- [Requirements] Print all of the data exactly.

Lines of data:
--*--

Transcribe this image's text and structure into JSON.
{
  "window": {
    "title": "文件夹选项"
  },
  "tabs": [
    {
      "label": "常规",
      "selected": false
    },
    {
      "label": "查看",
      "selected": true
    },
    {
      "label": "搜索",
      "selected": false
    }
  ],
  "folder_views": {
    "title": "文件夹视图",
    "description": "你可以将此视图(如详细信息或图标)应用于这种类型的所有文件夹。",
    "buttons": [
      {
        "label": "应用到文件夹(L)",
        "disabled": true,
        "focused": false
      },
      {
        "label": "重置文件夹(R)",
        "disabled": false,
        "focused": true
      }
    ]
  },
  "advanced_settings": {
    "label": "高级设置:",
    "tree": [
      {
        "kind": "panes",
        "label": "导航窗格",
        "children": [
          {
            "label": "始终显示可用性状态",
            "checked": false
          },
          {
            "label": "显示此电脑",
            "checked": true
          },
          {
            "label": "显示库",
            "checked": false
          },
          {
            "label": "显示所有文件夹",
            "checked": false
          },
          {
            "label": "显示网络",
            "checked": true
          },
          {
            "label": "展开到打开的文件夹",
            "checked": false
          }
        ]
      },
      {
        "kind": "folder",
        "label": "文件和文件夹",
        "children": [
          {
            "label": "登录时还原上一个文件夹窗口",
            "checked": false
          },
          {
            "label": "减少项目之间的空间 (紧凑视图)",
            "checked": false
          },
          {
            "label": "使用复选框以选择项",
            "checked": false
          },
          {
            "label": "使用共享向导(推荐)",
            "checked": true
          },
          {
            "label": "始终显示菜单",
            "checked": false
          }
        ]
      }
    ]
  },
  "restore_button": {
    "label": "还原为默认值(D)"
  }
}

--*--

- [Output]
Transcribe this image's text and structure into JSON.
{
  "window": {
    "title": "文件夹选项"
  },
  "tabs": [
    {
      "label": "常规",
      "selected": false
    },
    {
      "label": "查看",
      "selected": true
    },
    {
      "label": "搜索",
      "selected": false
    }
  ],
  "folder_views": {
    "title": "文件夹视图",
    "description": "你可以将此视图(如详细信息或图标)应用于这种类型的所有文件夹。",
    "buttons": [
      {
        "label": "应用到文件夹(L)",
        "disabled": true,
        "focused": false
      },
      {
        "label": "重置文件夹(R)",
        "disabled": false,
        "focused": true
      }
    ]
  },
  "advanced_settings": {
    "label": "高级设置:",
    "tree": [
      {
        "kind": "panes",
        "label": "导航窗格",
        "children": [
          {
            "label": "始终显示可用性状态",
            "checked": false
          },
          {
            "label": "显示此电脑",
            "checked": true
          },
          {
            "label": "显示库",
            "checked": false
          },
          {
            "label": "显示所有文件夹",
            "checked": false
          },
          {
            "label": "显示网络",
            "checked": true
          },
          {
            "label": "展开到打开的文件夹",
            "checked": false
          }
        ]
      },
      {
        "kind": "folder",
        "label": "文件和文件夹",
        "children": [
          {
            "label": "登录时还原上一个文件夹窗口",
            "checked": false
          },
          {
            "label": "减少项目之间的空间 (紧凑视图)",
            "checked": false
          },
          {
            "label": "使用复选框以选择项",
            "checked": false
          },
          {
            "label": "使用共享向导(推荐)",
            "checked": true
          },
          {
            "label": "始终显示菜单",
            "checked": false
          }
        ]
      }
    ]
  },
  "restore_button": {
    "label": "还原为默认值(D)"
  }
}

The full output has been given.